Pendidikan al-Quran menjadi prioritas utama pendidikan yang
diberikan Nabi kepada para sahabat di masjid. Pendidikan al-Quran mencakup
bacaan, pemahaman, dan penafsiran. Sedangkan pendidikan membaca al-Quran bagi
anak-anak, oleh Nabi menyediakan tempat khusus yang disebut Kuttab. Bahkan Nabi
mensyaratkan kepada orang-orang Badui setelah masuk Islam untuk membaca
al-Quran.[5]
Meskipun di dalam khalaqah Nabi mengajarkan ilmu-ilmu lain, pengajaran al-Quran
tetap menempati posisi terpentng karena sumber ilmu pengetahuan yaitu al-Quran.

* * * * *

## TUJUAN ANDA
Tuliskan persis bagian kutipan teks tentang pendidikan al-Quran pada masa Nabi yang terletak antara "Pendidikan al-Quran menjadi" dan "pengetahuan yaitu al-Quran.", termasuk kedua bagian tersebut. Baris-baris di bawah ini berasal dari sumber lain.

* * * * *

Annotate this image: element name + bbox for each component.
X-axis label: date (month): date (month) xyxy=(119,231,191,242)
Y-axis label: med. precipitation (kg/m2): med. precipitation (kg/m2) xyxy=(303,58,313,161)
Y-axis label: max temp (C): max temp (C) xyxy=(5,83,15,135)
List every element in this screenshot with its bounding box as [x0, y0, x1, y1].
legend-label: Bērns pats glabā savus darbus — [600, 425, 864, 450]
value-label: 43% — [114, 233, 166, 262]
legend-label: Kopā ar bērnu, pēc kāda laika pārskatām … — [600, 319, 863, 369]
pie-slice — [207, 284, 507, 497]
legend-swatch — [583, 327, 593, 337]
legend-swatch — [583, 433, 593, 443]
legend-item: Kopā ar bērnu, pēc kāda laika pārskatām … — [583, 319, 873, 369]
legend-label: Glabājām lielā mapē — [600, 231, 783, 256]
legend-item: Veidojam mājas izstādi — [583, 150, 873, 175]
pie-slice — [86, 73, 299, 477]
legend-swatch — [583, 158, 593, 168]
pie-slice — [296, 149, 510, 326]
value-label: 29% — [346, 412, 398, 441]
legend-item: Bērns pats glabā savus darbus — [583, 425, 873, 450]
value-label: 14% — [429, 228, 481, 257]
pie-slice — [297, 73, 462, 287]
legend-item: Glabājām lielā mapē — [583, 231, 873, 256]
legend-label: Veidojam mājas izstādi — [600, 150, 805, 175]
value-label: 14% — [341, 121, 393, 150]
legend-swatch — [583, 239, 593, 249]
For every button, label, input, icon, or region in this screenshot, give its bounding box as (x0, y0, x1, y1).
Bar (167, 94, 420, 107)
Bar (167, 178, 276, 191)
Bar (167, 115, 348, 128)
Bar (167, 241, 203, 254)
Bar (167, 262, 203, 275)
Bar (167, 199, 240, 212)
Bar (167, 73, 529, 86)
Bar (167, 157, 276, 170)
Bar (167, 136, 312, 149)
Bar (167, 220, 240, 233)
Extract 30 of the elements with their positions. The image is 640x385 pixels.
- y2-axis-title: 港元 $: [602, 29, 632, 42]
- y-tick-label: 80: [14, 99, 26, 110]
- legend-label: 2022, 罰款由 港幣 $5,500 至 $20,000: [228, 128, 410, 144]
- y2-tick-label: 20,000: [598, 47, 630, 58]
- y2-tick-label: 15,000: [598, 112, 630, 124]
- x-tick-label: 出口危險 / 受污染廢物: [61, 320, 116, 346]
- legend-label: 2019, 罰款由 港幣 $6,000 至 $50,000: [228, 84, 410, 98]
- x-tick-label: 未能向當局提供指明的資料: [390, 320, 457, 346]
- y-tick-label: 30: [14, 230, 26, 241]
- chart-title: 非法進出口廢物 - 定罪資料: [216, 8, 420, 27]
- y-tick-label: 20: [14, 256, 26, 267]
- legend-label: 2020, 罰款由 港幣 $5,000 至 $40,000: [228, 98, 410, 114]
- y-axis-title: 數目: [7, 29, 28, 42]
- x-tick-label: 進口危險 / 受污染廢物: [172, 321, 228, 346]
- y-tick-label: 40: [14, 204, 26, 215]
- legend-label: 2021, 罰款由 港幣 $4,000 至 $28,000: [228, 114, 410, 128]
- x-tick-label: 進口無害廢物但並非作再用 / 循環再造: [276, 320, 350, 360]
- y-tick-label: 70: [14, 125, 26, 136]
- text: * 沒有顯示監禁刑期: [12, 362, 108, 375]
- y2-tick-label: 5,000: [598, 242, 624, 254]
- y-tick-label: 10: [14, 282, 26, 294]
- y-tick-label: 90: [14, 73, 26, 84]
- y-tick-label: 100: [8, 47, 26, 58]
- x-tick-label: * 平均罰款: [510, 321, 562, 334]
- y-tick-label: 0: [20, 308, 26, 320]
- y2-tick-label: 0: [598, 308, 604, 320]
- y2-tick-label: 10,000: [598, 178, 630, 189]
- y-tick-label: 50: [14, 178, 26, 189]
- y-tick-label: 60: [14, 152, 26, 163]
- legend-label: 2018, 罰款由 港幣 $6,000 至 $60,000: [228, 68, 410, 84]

* * * * *

## HASIL TUGAS
Pendidikan al-Quran menjadi prioritas utama pendidikan yang
diberikan Nabi kepada para sahabat di masjid. Pendidikan al-Quran mencakup
bacaan, pemahaman, dan penafsiran. Sedangkan pendidikan membaca al-Quran bagi
anak-anak, oleh Nabi menyediakan tempat khusus yang disebut Kuttab. Bahkan Nabi
mensyaratkan kepada orang-orang Badui setelah masuk Islam untuk membaca
al-Quran.[5]
Meskipun di dalam khalaqah Nabi mengajarkan ilmu-ilmu lain, pengajaran al-Quran
tetap menempati posisi terpentng karena sumber ilmu pengetahuan yaitu al-Quran.